* **DATA FOR THIS TASK**

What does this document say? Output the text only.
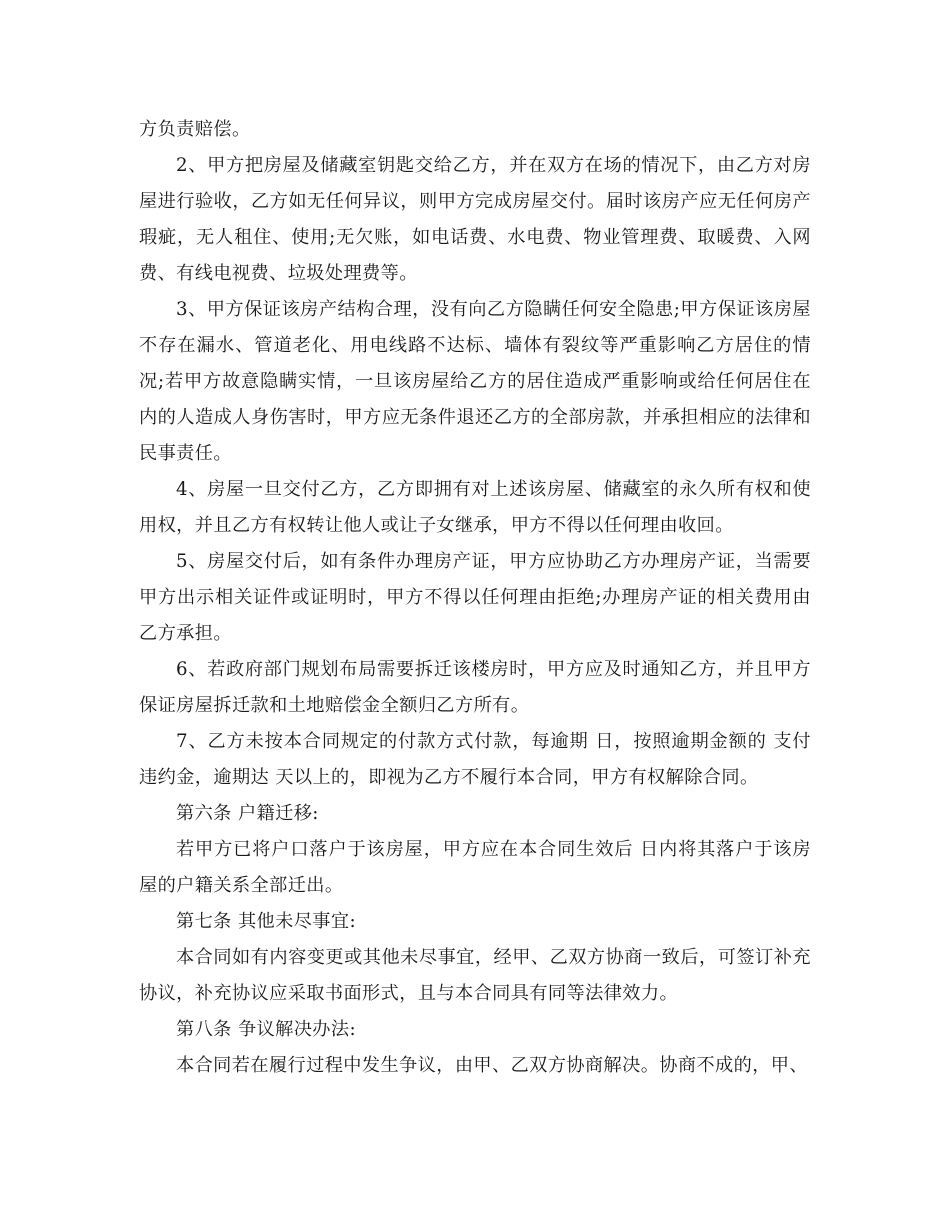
方负责赔偿。

2、甲方把房屋及储藏室钥匙交给乙方，并在双方在场的情况下，由乙方对房屋进行验收，乙方如无任何异议，则甲方完成房屋交付。届时该房产应无任何房产瑕疵，无人租住、使用;无欠账，如电话费、水电费、物业管理费、取暖费、入网费、有线电视费、垃圾处理费等。

3、甲方保证该房产结构合理，没有向乙方隐瞒任何安全隐患;甲方保证该房屋不存在漏水、管道老化、用电线路不达标、墙体有裂纹等严重影响乙方居住的情况;若甲方故意隐瞒实情，一旦该房屋给乙方的居住造成严重影响或给任何居住在内的人造成人身伤害时，甲方应无条件退还乙方的全部房款，并承担相应的法律和民事责任。

4、房屋一旦交付乙方，乙方即拥有对上述该房屋、储藏室的永久所有权和使用权，并且乙方有权转让他人或让子女继承，甲方不得以任何理由收回。

5、房屋交付后，如有条件办理房产证，甲方应协助乙方办理房产证，当需要甲方出示相关证件或证明时，甲方不得以任何理由拒绝;办理房产证的相关费用由乙方承担。

6、若政府部门规划布局需要拆迁该楼房时，甲方应及时通知乙方，并且甲方保证房屋拆迁款和土地赔偿金全额归乙方所有。

7、乙方未按本合同规定的付款方式付款，每逾期 日，按照逾期金额的 支付违约金，逾期达 天以上的，即视为乙方不履行本合同，甲方有权解除合同。

第六条 户籍迁移:

若甲方已将户口落户于该房屋，甲方应在本合同生效后 日内将其落户于该房屋的户籍关系全部迁出。

第七条 其他未尽事宜:

本合同如有内容变更或其他未尽事宜，经甲、乙双方协商一致后，可签订补充协议，补充协议应采取书面形式，且与本合同具有同等法律效力。

第八条 争议解决办法:

本合同若在履行过程中发生争议，由甲、乙双方协商解决。协商不成的，甲、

* **SHORT PROBLEM**
All of the records above must be copied exactly, except for the pictures.

* **THE RESPONSE**
What does this document say? Output the text only.
方负责赔偿。

2、甲方把房屋及储藏室钥匙交给乙方，并在双方在场的情况下，由乙方对房屋进行验收，乙方如无任何异议，则甲方完成房屋交付。届时该房产应无任何房产瑕疵，无人租住、使用;无欠账，如电话费、水电费、物业管理费、取暖费、入网费、有线电视费、垃圾处理费等。

3、甲方保证该房产结构合理，没有向乙方隐瞒任何安全隐患;甲方保证该房屋不存在漏水、管道老化、用电线路不达标、墙体有裂纹等严重影响乙方居住的情况;若甲方故意隐瞒实情，一旦该房屋给乙方的居住造成严重影响或给任何居住在内的人造成人身伤害时，甲方应无条件退还乙方的全部房款，并承担相应的法律和民事责任。

4、房屋一旦交付乙方，乙方即拥有对上述该房屋、储藏室的永久所有权和使用权，并且乙方有权转让他人或让子女继承，甲方不得以任何理由收回。

5、房屋交付后，如有条件办理房产证，甲方应协助乙方办理房产证，当需要甲方出示相关证件或证明时，甲方不得以任何理由拒绝;办理房产证的相关费用由乙方承担。

6、若政府部门规划布局需要拆迁该楼房时，甲方应及时通知乙方，并且甲方保证房屋拆迁款和土地赔偿金全额归乙方所有。

7、乙方未按本合同规定的付款方式付款，每逾期 日，按照逾期金额的 支付违约金，逾期达 天以上的，即视为乙方不履行本合同，甲方有权解除合同。

第六条 户籍迁移:

若甲方已将户口落户于该房屋，甲方应在本合同生效后 日内将其落户于该房屋的户籍关系全部迁出。

第七条 其他未尽事宜:

本合同如有内容变更或其他未尽事宜，经甲、乙双方协商一致后，可签订补充协议，补充协议应采取书面形式，且与本合同具有同等法律效力。

第八条 争议解决办法:

本合同若在履行过程中发生争议，由甲、乙双方协商解决。协商不成的，甲、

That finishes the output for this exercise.